**EXERCISE DESCRIPTION:**
Quote the whole listing word for word, please.

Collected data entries
****

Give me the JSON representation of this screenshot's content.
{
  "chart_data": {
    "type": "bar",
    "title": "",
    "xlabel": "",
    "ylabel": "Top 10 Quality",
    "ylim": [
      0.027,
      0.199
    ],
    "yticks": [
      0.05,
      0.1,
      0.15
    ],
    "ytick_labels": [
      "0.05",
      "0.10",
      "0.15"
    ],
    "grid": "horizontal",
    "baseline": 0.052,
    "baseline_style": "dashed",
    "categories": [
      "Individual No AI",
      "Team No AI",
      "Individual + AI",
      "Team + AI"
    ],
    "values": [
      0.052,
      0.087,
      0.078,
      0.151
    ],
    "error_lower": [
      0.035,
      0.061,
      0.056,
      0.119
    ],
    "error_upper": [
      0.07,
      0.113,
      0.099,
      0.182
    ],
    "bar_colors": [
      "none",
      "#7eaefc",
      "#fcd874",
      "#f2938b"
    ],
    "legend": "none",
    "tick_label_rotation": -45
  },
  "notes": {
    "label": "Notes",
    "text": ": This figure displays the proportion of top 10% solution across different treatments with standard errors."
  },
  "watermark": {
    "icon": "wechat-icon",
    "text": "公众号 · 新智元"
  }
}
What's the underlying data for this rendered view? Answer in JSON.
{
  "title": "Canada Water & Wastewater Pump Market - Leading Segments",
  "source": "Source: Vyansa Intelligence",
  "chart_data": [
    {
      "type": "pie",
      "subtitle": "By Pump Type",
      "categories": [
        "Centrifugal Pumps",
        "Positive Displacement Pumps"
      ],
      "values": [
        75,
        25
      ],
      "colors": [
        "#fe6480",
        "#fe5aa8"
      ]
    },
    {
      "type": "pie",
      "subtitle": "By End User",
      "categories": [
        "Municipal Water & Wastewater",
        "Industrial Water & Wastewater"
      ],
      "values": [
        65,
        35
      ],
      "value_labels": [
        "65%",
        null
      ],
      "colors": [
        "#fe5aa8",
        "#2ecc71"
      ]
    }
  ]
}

****

**TASK RESULT:**
Give me the JSON representation of this screenshot's content.
{
  "chart_data": {
    "type": "bar",
    "title": "",
    "xlabel": "",
    "ylabel": "Top 10 Quality",
    "ylim": [
      0.027,
      0.199
    ],
    "yticks": [
      0.05,
      0.1,
      0.15
    ],
    "ytick_labels": [
      "0.05",
      "0.10",
      "0.15"
    ],
    "grid": "horizontal",
    "baseline": 0.052,
    "baseline_style": "dashed",
    "categories": [
      "Individual No AI",
      "Team No AI",
      "Individual + AI",
      "Team + AI"
    ],
    "values": [
      0.052,
      0.087,
      0.078,
      0.151
    ],
    "error_lower": [
      0.035,
      0.061,
      0.056,
      0.119
    ],
    "error_upper": [
      0.07,
      0.113,
      0.099,
      0.182
    ],
    "bar_colors": [
      "none",
      "#7eaefc",
      "#fcd874",
      "#f2938b"
    ],
    "legend": "none",
    "tick_label_rotation": -45
  },
  "notes": {
    "label": "Notes",
    "text": ": This figure displays the proportion of top 10% solution across different treatments with standard errors."
  },
  "watermark": {
    "icon": "wechat-icon",
    "text": "公众号 · 新智元"
  }
}
What's the underlying data for this rendered view? Answer in JSON.
{
  "title": "Canada Water & Wastewater Pump Market - Leading Segments",
  "source": "Source: Vyansa Intelligence",
  "chart_data": [
    {
      "type": "pie",
      "subtitle": "By Pump Type",
      "categories": [
        "Centrifugal Pumps",
        "Positive Displacement Pumps"
      ],
      "values": [
        75,
        25
      ],
      "colors": [
        "#fe6480",
        "#fe5aa8"
      ]
    },
    {
      "type": "pie",
      "subtitle": "By End User",
      "categories": [
        "Municipal Water & Wastewater",
        "Industrial Water & Wastewater"
      ],
      "values": [
        65,
        35
      ],
      "value_labels": [
        "65%",
        null
      ],
      "colors": [
        "#fe5aa8",
        "#2ecc71"
      ]
    }
  ]
}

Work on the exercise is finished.